Return all entries word for word, but drop any images.

———

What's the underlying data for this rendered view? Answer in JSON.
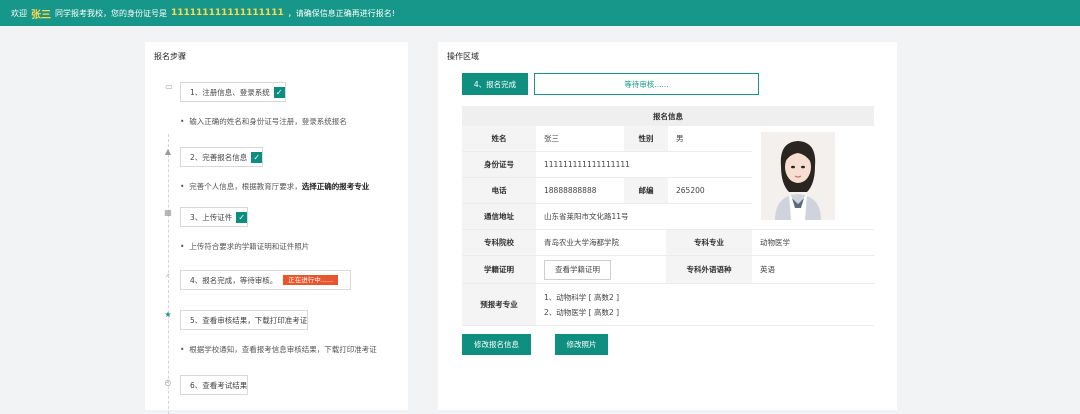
{
  "topbar": {
    "welcome": "欢迎",
    "name": "张三",
    "mid": "同学报考我校，您的身份证号是",
    "id_number": "111111111111111111",
    "tail": "，请确保信息正确再进行报名!"
  },
  "left": {
    "title": "报名步骤",
    "steps": [
      {
        "label": "1、注册信息、登录系统",
        "checked": "✓",
        "desc": "输入正确的姓名和身份证号注册，登录系统报名",
        "icon": "monitor-icon"
      },
      {
        "label": "2、完善报名信息",
        "checked": "✓",
        "desc_plain": "完善个人信息，根据教育厅要求，",
        "desc_bold": "选择正确的报考专业",
        "icon": "graduation-cap-icon"
      },
      {
        "label": "3、上传证件",
        "checked": "✓",
        "desc": "上传符合要求的学籍证明和证件照片",
        "icon": "id-card-icon"
      },
      {
        "label": "4、报名完成，等待审核。",
        "badge": "正在进行中......",
        "icon": "spinner-icon"
      },
      {
        "label": "5、查看审核结果，下载打印准考证",
        "desc": "根据学校通知，查看报考信息审核结果，下载打印准考证",
        "icon": "star-icon"
      },
      {
        "label": "6、查看考试结果",
        "icon": "clock-icon"
      }
    ]
  },
  "right": {
    "title": "操作区域",
    "step_button": "4、报名完成",
    "status": "等待审核......",
    "info_title": "报名信息",
    "fields": {
      "name_label": "姓名",
      "name_value": "张三",
      "gender_label": "性别",
      "gender_value": "男",
      "id_label": "身份证号",
      "id_value": "111111111111111111",
      "phone_label": "电话",
      "phone_value": "18888888888",
      "zip_label": "邮编",
      "zip_value": "265200",
      "address_label": "通信地址",
      "address_value": "山东省莱阳市文化路11号",
      "school_label": "专科院校",
      "school_value": "青岛农业大学海都学院",
      "major_label": "专科专业",
      "major_value": "动物医学",
      "cert_label": "学籍证明",
      "cert_button": "查看学籍证明",
      "lang_label": "专科外语语种",
      "lang_value": "英语",
      "apply_label": "预报考专业",
      "apply_majors": [
        "1、动物科学 [ 高数2 ]",
        "2、动物医学 [ 高数2 ]"
      ]
    },
    "edit_button": "修改报名信息",
    "photo_button": "修改照片"
  },
  "colors": {
    "accent": "#16978a",
    "badge": "#e8562f",
    "highlight": "#ffd84d"
  }
}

———

**ANSWER FOR THIS EXERCISE**
What's the underlying data for this rendered view? Answer in JSON.
{
  "topbar": {
    "welcome": "欢迎",
    "name": "张三",
    "mid": "同学报考我校，您的身份证号是",
    "id_number": "111111111111111111",
    "tail": "，请确保信息正确再进行报名!"
  },
  "left": {
    "title": "报名步骤",
    "steps": [
      {
        "label": "1、注册信息、登录系统",
        "checked": "✓",
        "desc": "输入正确的姓名和身份证号注册，登录系统报名",
        "icon": "monitor-icon"
      },
      {
        "label": "2、完善报名信息",
        "checked": "✓",
        "desc_plain": "完善个人信息，根据教育厅要求，",
        "desc_bold": "选择正确的报考专业",
        "icon": "graduation-cap-icon"
      },
      {
        "label": "3、上传证件",
        "checked": "✓",
        "desc": "上传符合要求的学籍证明和证件照片",
        "icon": "id-card-icon"
      },
      {
        "label": "4、报名完成，等待审核。",
        "badge": "正在进行中......",
        "icon": "spinner-icon"
      },
      {
        "label": "5、查看审核结果，下载打印准考证",
        "desc": "根据学校通知，查看报考信息审核结果，下载打印准考证",
        "icon": "star-icon"
      },
      {
        "label": "6、查看考试结果",
        "icon": "clock-icon"
      }
    ]
  },
  "right": {
    "title": "操作区域",
    "step_button": "4、报名完成",
    "status": "等待审核......",
    "info_title": "报名信息",
    "fields": {
      "name_label": "姓名",
      "name_value": "张三",
      "gender_label": "性别",
      "gender_value": "男",
      "id_label": "身份证号",
      "id_value": "111111111111111111",
      "phone_label": "电话",
      "phone_value": "18888888888",
      "zip_label": "邮编",
      "zip_value": "265200",
      "address_label": "通信地址",
      "address_value": "山东省莱阳市文化路11号",
      "school_label": "专科院校",
      "school_value": "青岛农业大学海都学院",
      "major_label": "专科专业",
      "major_value": "动物医学",
      "cert_label": "学籍证明",
      "cert_button": "查看学籍证明",
      "lang_label": "专科外语语种",
      "lang_value": "英语",
      "apply_label": "预报考专业",
      "apply_majors": [
        "1、动物科学 [ 高数2 ]",
        "2、动物医学 [ 高数2 ]"
      ]
    },
    "edit_button": "修改报名信息",
    "photo_button": "修改照片"
  },
  "colors": {
    "accent": "#16978a",
    "badge": "#e8562f",
    "highlight": "#ffd84d"
  }
}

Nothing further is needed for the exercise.